» Excerpts from a figure dataset:
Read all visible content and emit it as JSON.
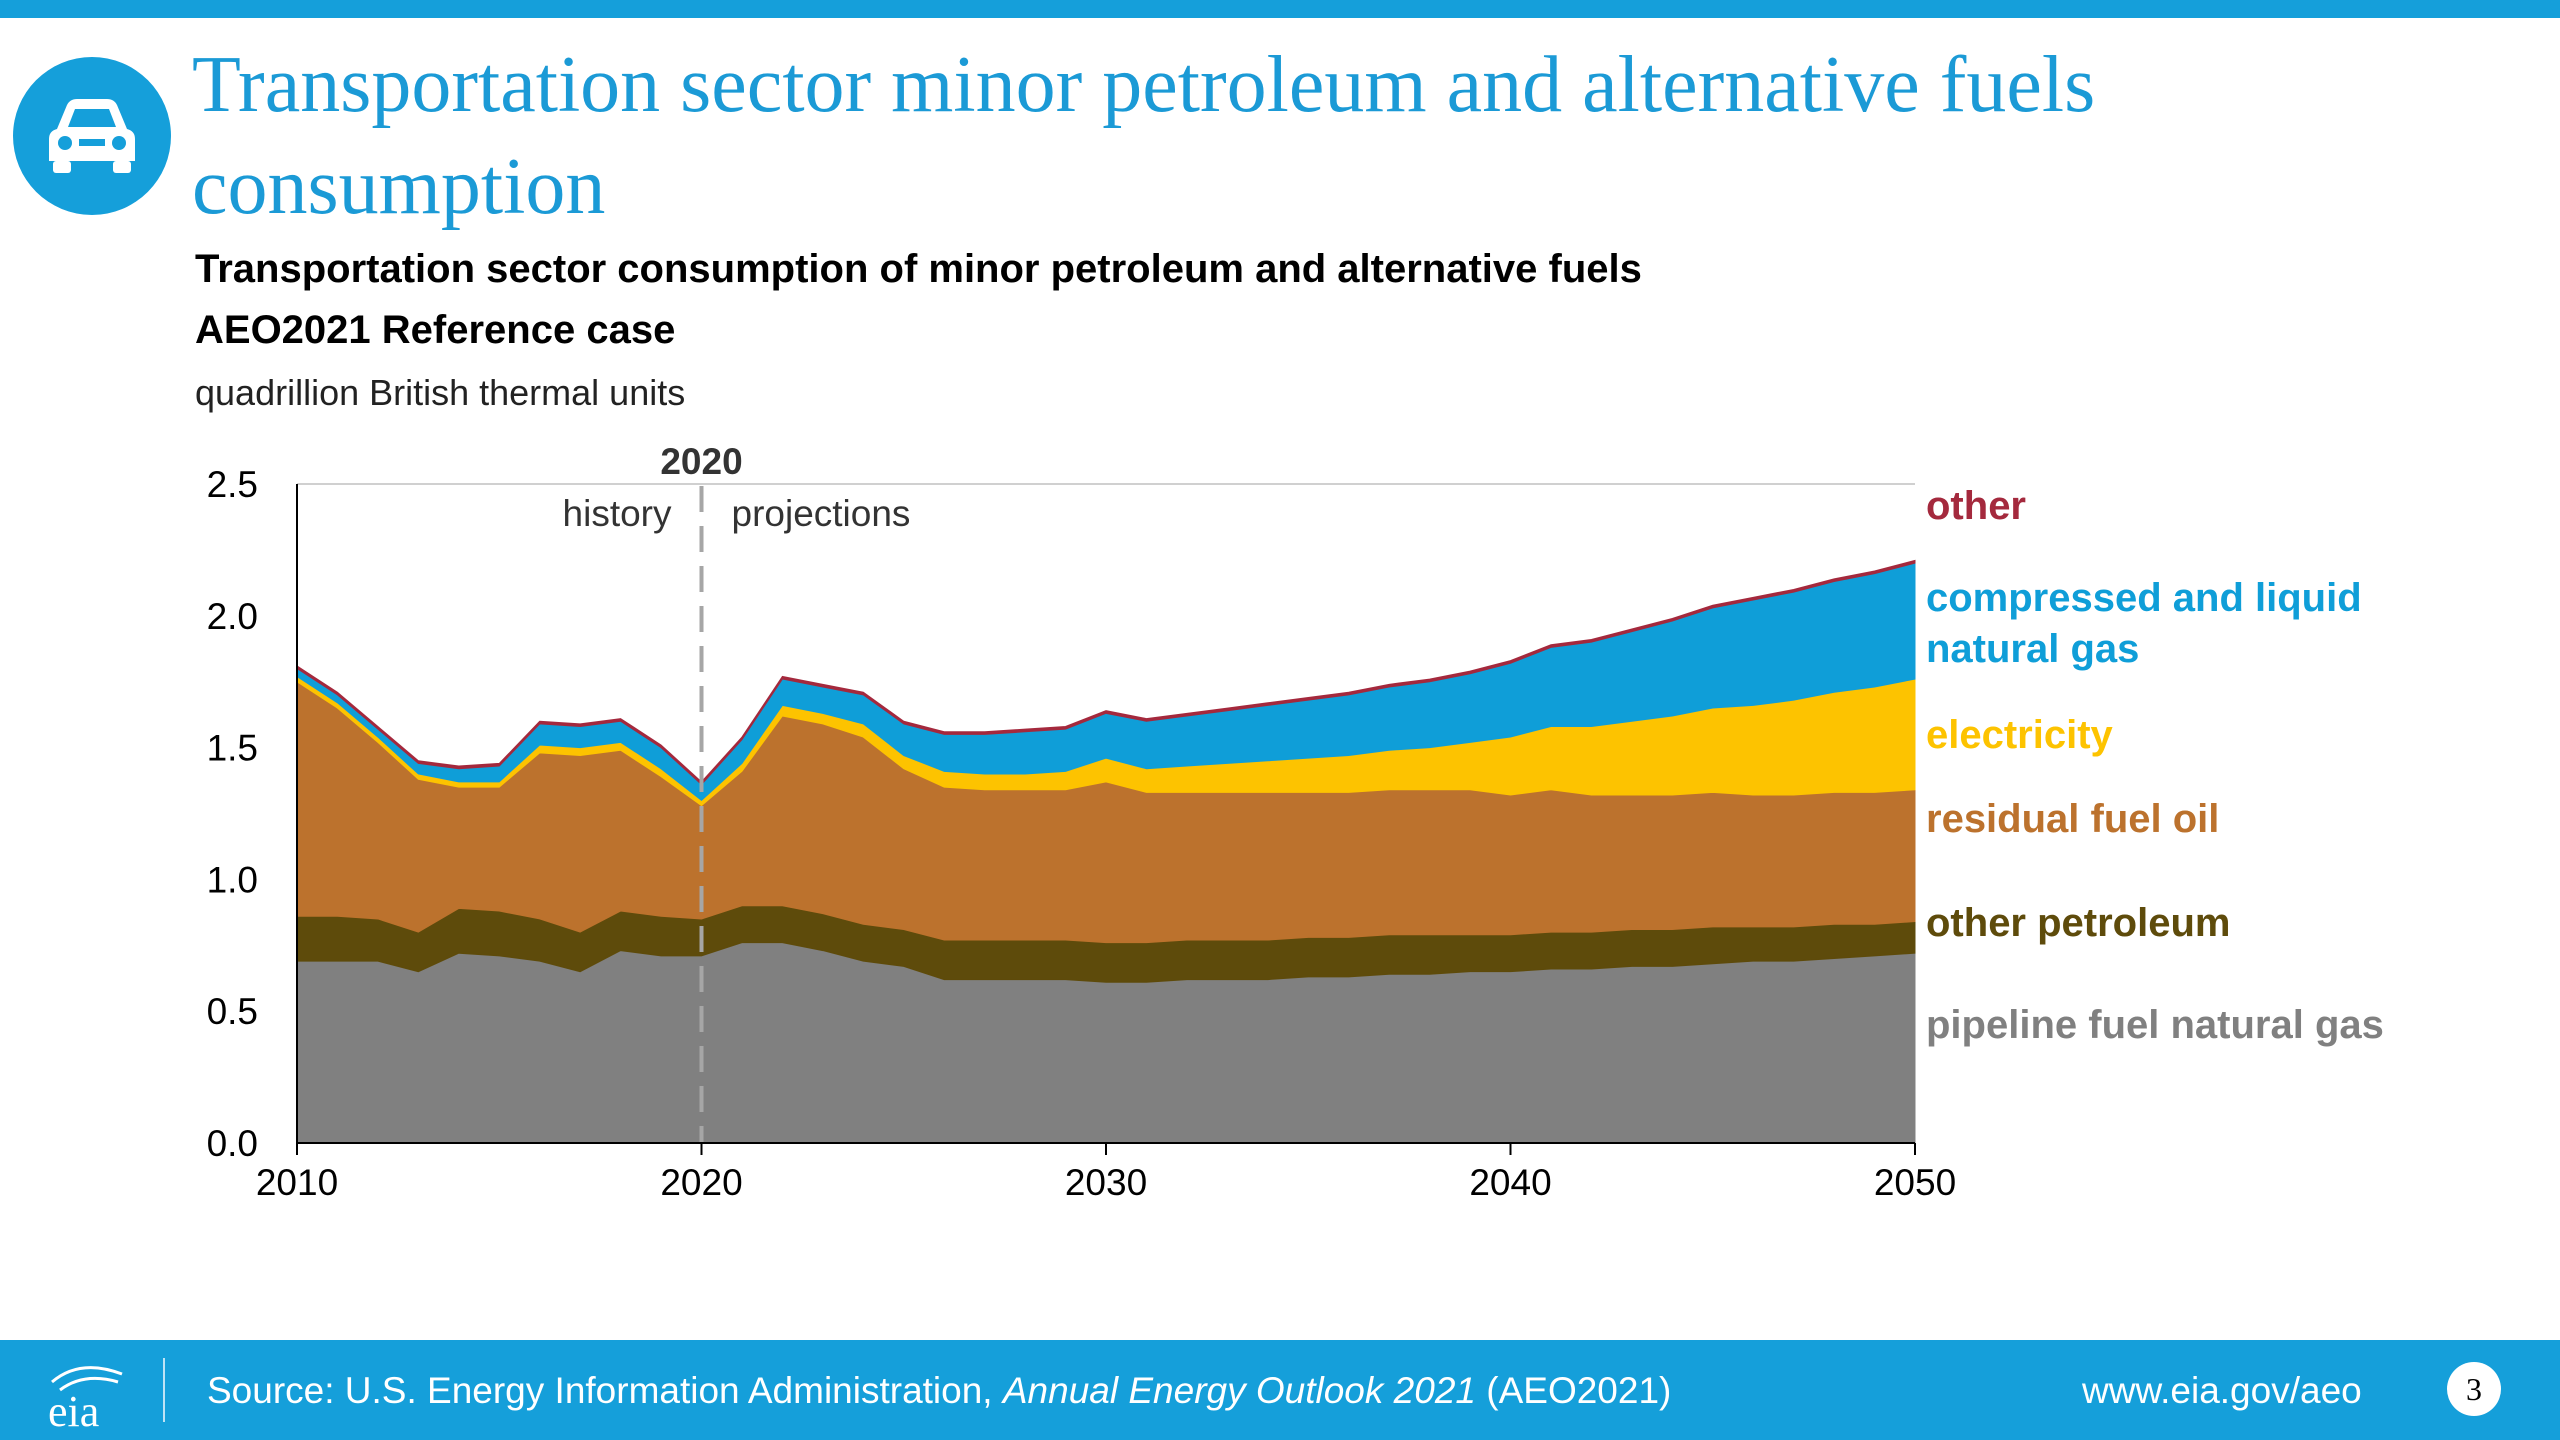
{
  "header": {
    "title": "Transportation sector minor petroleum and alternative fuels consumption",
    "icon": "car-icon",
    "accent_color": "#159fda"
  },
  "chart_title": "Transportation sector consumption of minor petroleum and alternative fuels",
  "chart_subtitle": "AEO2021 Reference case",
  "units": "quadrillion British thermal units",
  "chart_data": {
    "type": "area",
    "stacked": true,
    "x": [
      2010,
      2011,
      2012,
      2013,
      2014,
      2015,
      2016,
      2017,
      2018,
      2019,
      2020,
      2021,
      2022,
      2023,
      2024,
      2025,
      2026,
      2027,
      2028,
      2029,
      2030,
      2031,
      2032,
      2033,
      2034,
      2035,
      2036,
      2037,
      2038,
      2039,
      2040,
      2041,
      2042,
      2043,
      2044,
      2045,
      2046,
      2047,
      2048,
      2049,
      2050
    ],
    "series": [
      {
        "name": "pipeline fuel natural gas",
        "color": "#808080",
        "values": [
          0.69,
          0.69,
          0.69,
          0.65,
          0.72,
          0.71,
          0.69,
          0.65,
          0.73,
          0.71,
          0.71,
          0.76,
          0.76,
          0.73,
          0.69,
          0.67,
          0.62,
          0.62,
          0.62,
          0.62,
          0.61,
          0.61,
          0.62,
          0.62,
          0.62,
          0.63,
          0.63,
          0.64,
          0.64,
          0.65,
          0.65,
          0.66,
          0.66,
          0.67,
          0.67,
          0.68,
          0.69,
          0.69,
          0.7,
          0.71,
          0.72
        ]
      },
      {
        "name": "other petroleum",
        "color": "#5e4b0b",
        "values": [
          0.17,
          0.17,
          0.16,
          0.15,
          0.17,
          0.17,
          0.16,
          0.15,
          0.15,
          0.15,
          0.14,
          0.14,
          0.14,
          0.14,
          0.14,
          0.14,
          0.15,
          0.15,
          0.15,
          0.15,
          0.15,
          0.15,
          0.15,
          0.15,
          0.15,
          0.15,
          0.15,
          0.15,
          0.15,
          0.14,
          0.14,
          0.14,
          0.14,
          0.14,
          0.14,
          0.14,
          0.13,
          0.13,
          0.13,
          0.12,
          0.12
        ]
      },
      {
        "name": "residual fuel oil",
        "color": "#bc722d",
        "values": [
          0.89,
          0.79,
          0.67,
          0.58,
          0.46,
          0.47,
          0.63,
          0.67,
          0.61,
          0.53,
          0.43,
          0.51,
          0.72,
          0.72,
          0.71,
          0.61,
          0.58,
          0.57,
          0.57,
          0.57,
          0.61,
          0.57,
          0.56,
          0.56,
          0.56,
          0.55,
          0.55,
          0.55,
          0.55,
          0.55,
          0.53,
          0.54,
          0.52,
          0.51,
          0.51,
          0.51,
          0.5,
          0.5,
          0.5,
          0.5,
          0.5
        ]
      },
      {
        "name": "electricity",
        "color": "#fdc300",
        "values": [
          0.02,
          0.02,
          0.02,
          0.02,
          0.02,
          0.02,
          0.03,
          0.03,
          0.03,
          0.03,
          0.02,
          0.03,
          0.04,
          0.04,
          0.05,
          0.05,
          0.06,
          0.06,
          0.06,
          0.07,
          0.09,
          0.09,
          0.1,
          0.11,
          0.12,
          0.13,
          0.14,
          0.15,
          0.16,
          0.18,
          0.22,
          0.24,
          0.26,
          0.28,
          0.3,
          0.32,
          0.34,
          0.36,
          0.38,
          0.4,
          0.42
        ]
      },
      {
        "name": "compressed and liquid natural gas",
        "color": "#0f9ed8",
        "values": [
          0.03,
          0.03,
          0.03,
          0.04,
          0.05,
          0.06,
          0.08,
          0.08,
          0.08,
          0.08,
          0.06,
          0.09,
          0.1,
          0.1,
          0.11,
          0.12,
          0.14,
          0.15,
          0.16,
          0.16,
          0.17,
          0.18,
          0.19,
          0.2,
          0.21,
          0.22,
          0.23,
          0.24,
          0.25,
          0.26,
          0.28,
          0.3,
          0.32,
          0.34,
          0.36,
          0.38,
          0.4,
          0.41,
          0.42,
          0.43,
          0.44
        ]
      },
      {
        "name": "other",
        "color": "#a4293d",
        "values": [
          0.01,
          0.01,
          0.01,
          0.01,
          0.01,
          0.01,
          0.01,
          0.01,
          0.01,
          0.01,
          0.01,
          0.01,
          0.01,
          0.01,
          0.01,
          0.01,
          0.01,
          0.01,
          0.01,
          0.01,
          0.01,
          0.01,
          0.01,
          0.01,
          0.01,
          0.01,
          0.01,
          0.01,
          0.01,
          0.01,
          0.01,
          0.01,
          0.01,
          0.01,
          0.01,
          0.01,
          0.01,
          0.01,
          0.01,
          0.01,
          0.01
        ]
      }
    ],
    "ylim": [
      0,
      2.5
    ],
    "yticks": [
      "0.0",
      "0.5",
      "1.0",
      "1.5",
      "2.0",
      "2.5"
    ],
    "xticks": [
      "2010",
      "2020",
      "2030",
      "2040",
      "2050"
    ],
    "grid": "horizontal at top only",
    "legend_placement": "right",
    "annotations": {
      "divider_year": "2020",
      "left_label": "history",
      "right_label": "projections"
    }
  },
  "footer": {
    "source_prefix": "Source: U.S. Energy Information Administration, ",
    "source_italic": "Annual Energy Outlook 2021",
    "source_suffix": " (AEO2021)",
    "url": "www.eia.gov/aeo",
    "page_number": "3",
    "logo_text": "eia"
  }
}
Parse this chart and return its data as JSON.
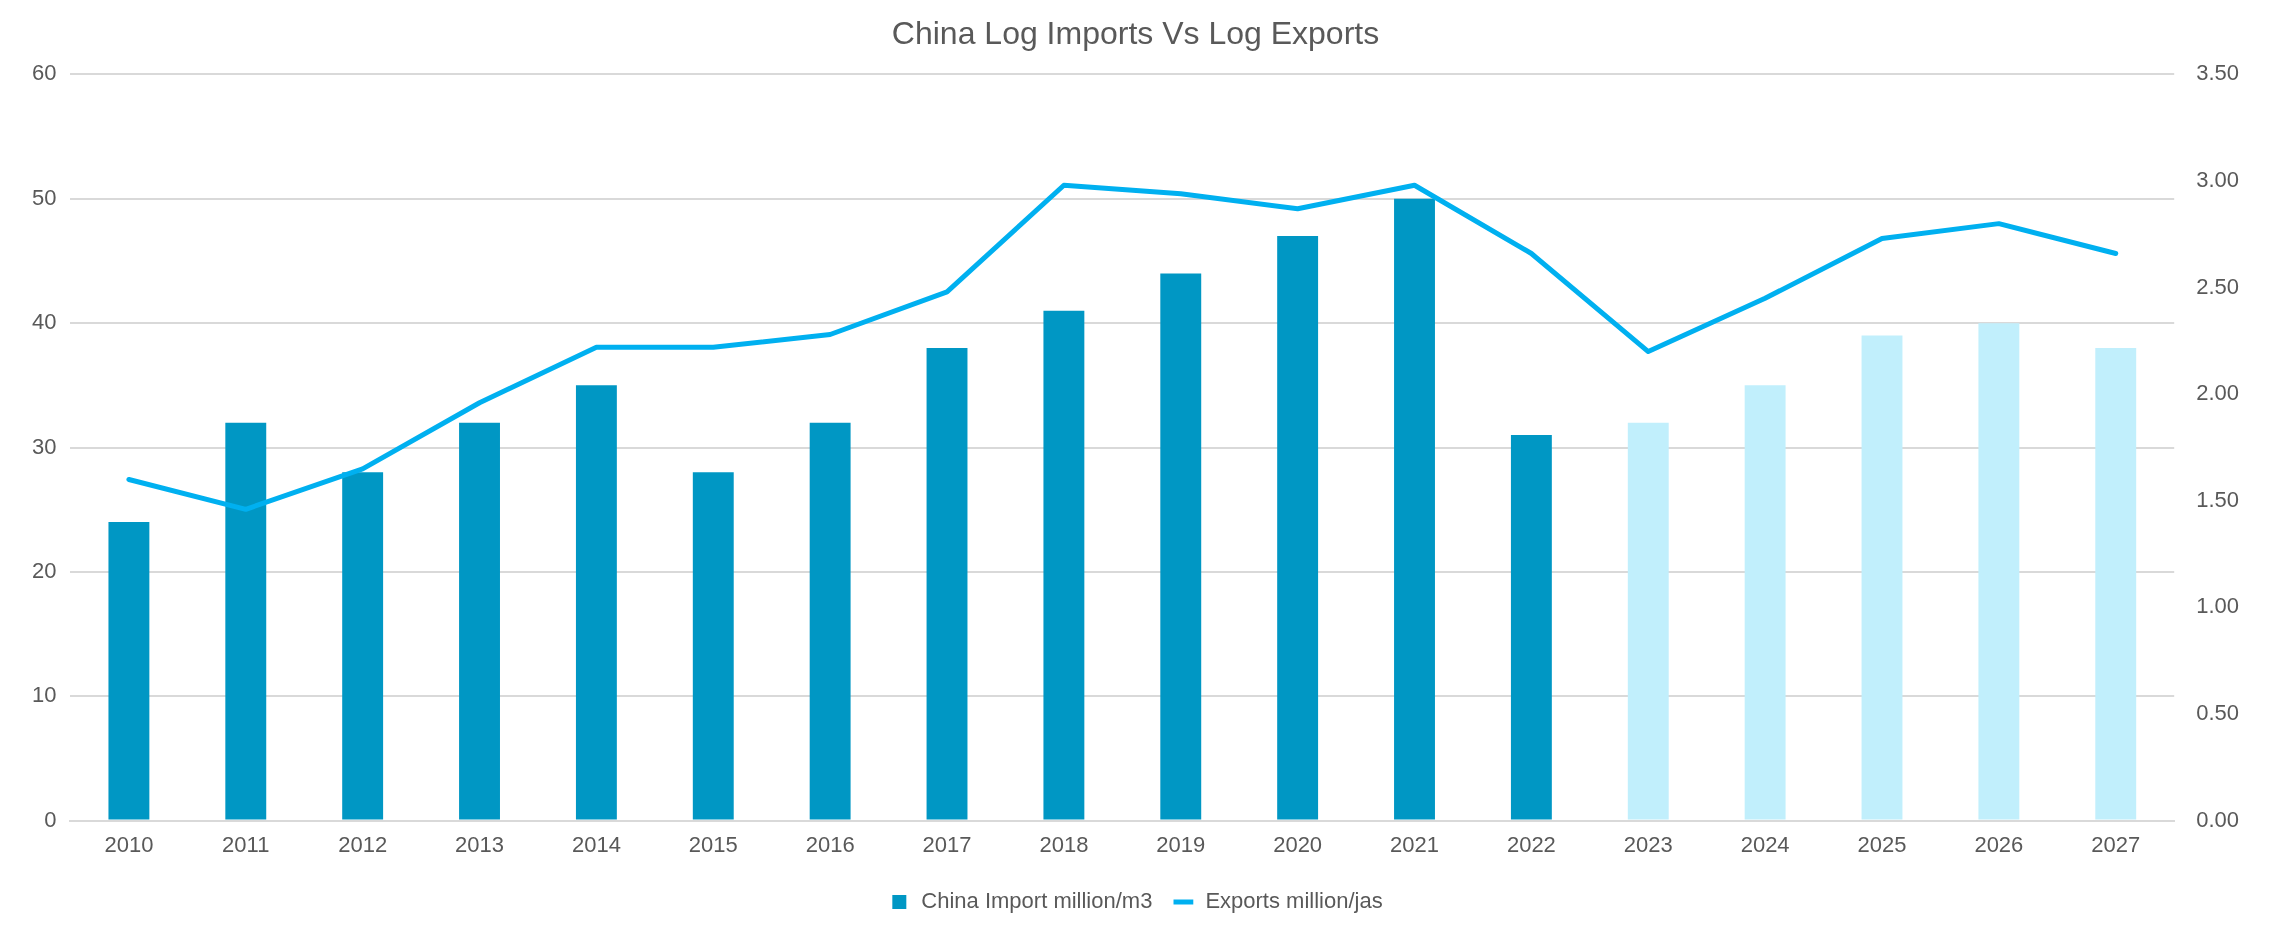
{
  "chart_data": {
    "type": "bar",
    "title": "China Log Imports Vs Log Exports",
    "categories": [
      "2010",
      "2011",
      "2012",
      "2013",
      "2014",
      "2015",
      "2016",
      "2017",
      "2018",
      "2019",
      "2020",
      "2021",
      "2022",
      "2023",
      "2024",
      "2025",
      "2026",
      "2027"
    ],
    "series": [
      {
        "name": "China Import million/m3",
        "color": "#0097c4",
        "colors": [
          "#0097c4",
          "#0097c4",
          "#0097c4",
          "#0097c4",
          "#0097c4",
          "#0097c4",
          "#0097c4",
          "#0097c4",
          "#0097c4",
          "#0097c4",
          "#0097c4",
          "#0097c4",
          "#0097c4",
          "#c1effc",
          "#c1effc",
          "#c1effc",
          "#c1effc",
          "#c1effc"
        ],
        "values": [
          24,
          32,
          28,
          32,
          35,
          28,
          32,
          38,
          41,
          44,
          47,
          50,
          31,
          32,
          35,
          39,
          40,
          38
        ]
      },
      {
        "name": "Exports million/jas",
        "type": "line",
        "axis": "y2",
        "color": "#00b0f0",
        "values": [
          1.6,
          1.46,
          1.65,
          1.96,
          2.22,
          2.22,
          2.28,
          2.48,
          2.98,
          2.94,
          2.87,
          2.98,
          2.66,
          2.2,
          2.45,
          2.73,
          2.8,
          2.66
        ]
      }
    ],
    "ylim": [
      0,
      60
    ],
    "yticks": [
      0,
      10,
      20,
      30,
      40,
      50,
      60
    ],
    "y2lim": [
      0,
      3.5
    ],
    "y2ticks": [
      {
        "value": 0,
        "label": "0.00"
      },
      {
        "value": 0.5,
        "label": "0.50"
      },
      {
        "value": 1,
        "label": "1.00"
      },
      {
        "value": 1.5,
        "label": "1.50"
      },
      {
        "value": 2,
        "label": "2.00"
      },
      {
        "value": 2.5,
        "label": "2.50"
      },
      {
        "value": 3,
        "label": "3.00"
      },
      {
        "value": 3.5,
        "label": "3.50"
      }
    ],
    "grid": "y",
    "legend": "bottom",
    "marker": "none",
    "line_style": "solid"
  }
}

» SET PROBLEM: Only a number is wanted: how many lines contain the word "Transportation"?

» THE RESPONSE: 2